Problem details » From the line that holds "Convert this document image to plain text." to the last line of the data, copy everything exactly; leave out all the rest.
[BEGIN Provided material]
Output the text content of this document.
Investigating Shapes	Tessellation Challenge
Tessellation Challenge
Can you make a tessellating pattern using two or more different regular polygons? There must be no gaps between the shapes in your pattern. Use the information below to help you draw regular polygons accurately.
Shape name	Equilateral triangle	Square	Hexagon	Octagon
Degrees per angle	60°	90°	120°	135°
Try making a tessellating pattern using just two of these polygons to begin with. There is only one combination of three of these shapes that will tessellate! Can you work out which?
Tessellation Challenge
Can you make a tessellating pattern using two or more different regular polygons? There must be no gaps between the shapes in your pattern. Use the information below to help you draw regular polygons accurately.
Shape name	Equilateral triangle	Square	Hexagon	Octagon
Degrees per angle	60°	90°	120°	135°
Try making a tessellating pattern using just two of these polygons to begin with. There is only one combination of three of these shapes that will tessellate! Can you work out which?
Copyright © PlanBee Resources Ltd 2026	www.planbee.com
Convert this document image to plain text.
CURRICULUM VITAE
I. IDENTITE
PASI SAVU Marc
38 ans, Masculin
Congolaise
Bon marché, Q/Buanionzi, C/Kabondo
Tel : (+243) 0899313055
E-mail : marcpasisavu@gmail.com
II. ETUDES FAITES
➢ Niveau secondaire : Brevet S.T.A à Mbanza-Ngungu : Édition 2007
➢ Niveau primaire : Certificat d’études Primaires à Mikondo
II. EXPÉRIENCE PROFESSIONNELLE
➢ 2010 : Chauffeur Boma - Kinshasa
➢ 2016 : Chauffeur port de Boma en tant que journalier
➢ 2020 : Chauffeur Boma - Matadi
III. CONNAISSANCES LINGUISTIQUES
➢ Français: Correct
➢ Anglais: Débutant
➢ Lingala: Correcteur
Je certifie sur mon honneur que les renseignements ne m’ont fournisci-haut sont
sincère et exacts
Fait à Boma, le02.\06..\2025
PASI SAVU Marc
[END Provided material]
Final result »
Convert this document image to plain text.
CURRICULUM VITAE
I. IDENTITE
PASI SAVU Marc
38 ans, Masculin
Congolaise
Bon marché, Q/Buanionzi, C/Kabondo
Tel : (+243) 0899313055
E-mail : marcpasisavu@gmail.com
II. ETUDES FAITES
➢ Niveau secondaire : Brevet S.T.A à Mbanza-Ngungu : Édition 2007
➢ Niveau primaire : Certificat d’études Primaires à Mikondo
II. EXPÉRIENCE PROFESSIONNELLE
➢ 2010 : Chauffeur Boma - Kinshasa
➢ 2016 : Chauffeur port de Boma en tant que journalier
➢ 2020 : Chauffeur Boma - Matadi
III. CONNAISSANCES LINGUISTIQUES
➢ Français: Correct
➢ Anglais: Débutant
➢ Lingala: Correcteur
Je certifie sur mon honneur que les renseignements ne m’ont fournisci-haut sont
sincère et exacts
Fait à Boma, le02.\06..\2025
PASI SAVU Marc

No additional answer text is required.